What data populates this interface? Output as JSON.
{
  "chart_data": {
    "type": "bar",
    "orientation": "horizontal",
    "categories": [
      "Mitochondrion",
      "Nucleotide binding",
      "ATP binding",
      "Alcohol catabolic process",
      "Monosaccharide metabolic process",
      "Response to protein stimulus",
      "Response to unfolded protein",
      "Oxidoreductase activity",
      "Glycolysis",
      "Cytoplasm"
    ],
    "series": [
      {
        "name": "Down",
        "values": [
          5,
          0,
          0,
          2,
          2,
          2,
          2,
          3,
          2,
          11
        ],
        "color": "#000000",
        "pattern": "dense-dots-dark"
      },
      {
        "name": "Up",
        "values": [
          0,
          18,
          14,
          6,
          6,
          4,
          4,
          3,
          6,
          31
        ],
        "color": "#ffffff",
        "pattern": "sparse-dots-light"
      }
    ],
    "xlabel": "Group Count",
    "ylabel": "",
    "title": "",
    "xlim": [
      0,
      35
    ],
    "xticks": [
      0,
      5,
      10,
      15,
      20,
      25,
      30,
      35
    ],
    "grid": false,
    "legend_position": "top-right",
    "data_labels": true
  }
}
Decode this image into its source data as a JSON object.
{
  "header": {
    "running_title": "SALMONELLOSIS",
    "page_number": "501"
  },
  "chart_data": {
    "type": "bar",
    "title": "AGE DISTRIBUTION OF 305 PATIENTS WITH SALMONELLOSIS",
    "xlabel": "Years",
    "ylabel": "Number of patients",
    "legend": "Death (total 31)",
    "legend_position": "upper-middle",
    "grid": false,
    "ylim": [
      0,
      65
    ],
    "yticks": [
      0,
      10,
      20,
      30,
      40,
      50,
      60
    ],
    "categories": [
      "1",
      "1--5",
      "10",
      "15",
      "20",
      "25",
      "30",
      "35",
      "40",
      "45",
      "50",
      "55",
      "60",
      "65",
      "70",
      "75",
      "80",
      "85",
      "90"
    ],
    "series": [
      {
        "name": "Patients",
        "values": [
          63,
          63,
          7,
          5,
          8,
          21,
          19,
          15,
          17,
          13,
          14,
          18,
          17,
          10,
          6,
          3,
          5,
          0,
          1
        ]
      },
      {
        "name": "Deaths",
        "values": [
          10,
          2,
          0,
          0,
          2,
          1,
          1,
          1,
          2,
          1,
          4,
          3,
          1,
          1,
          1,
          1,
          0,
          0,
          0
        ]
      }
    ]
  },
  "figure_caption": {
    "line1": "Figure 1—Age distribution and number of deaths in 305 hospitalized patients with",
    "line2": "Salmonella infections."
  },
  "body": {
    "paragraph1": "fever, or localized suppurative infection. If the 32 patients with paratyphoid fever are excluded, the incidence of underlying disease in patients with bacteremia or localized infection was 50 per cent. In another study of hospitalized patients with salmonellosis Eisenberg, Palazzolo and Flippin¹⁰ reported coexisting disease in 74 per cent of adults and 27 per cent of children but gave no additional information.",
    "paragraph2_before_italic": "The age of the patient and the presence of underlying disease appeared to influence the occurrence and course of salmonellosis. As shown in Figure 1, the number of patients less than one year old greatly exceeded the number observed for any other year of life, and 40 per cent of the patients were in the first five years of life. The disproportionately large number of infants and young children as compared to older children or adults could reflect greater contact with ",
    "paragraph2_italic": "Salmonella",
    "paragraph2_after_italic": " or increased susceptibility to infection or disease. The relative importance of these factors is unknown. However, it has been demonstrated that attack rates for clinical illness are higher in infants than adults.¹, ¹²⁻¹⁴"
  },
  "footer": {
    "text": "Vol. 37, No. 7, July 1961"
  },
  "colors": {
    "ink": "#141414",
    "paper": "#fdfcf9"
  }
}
========================
Activity:
When you retype the entries above, keep every line identical to the source.

Task result:
What data populates this interface? Output as JSON.
{
  "chart_data": {
    "type": "bar",
    "orientation": "horizontal",
    "categories": [
      "Mitochondrion",
      "Nucleotide binding",
      "ATP binding",
      "Alcohol catabolic process",
      "Monosaccharide metabolic process",
      "Response to protein stimulus",
      "Response to unfolded protein",
      "Oxidoreductase activity",
      "Glycolysis",
      "Cytoplasm"
    ],
    "series": [
      {
        "name": "Down",
        "values": [
          5,
          0,
          0,
          2,
          2,
          2,
          2,
          3,
          2,
          11
        ],
        "color": "#000000",
        "pattern": "dense-dots-dark"
      },
      {
        "name": "Up",
        "values": [
          0,
          18,
          14,
          6,
          6,
          4,
          4,
          3,
          6,
          31
        ],
        "color": "#ffffff",
        "pattern": "sparse-dots-light"
      }
    ],
    "xlabel": "Group Count",
    "ylabel": "",
    "title": "",
    "xlim": [
      0,
      35
    ],
    "xticks": [
      0,
      5,
      10,
      15,
      20,
      25,
      30,
      35
    ],
    "grid": false,
    "legend_position": "top-right",
    "data_labels": true
  }
}
Decode this image into its source data as a JSON object.
{
  "header": {
    "running_title": "SALMONELLOSIS",
    "page_number": "501"
  },
  "chart_data": {
    "type": "bar",
    "title": "AGE DISTRIBUTION OF 305 PATIENTS WITH SALMONELLOSIS",
    "xlabel": "Years",
    "ylabel": "Number of patients",
    "legend": "Death (total 31)",
    "legend_position": "upper-middle",
    "grid": false,
    "ylim": [
      0,
      65
    ],
    "yticks": [
      0,
      10,
      20,
      30,
      40,
      50,
      60
    ],
    "categories": [
      "1",
      "1--5",
      "10",
      "15",
      "20",
      "25",
      "30",
      "35",
      "40",
      "45",
      "50",
      "55",
      "60",
      "65",
      "70",
      "75",
      "80",
      "85",
      "90"
    ],
    "series": [
      {
        "name": "Patients",
        "values": [
          63,
          63,
          7,
          5,
          8,
          21,
          19,
          15,
          17,
          13,
          14,
          18,
          17,
          10,
          6,
          3,
          5,
          0,
          1
        ]
      },
      {
        "name": "Deaths",
        "values": [
          10,
          2,
          0,
          0,
          2,
          1,
          1,
          1,
          2,
          1,
          4,
          3,
          1,
          1,
          1,
          1,
          0,
          0,
          0
        ]
      }
    ]
  },
  "figure_caption": {
    "line1": "Figure 1—Age distribution and number of deaths in 305 hospitalized patients with",
    "line2": "Salmonella infections."
  },
  "body": {
    "paragraph1": "fever, or localized suppurative infection. If the 32 patients with paratyphoid fever are excluded, the incidence of underlying disease in patients with bacteremia or localized infection was 50 per cent. In another study of hospitalized patients with salmonellosis Eisenberg, Palazzolo and Flippin¹⁰ reported coexisting disease in 74 per cent of adults and 27 per cent of children but gave no additional information.",
    "paragraph2_before_italic": "The age of the patient and the presence of underlying disease appeared to influence the occurrence and course of salmonellosis. As shown in Figure 1, the number of patients less than one year old greatly exceeded the number observed for any other year of life, and 40 per cent of the patients were in the first five years of life. The disproportionately large number of infants and young children as compared to older children or adults could reflect greater contact with ",
    "paragraph2_italic": "Salmonella",
    "paragraph2_after_italic": " or increased susceptibility to infection or disease. The relative importance of these factors is unknown. However, it has been demonstrated that attack rates for clinical illness are higher in infants than adults.¹, ¹²⁻¹⁴"
  },
  "footer": {
    "text": "Vol. 37, No. 7, July 1961"
  },
  "colors": {
    "ink": "#141414",
    "paper": "#fdfcf9"
  }
}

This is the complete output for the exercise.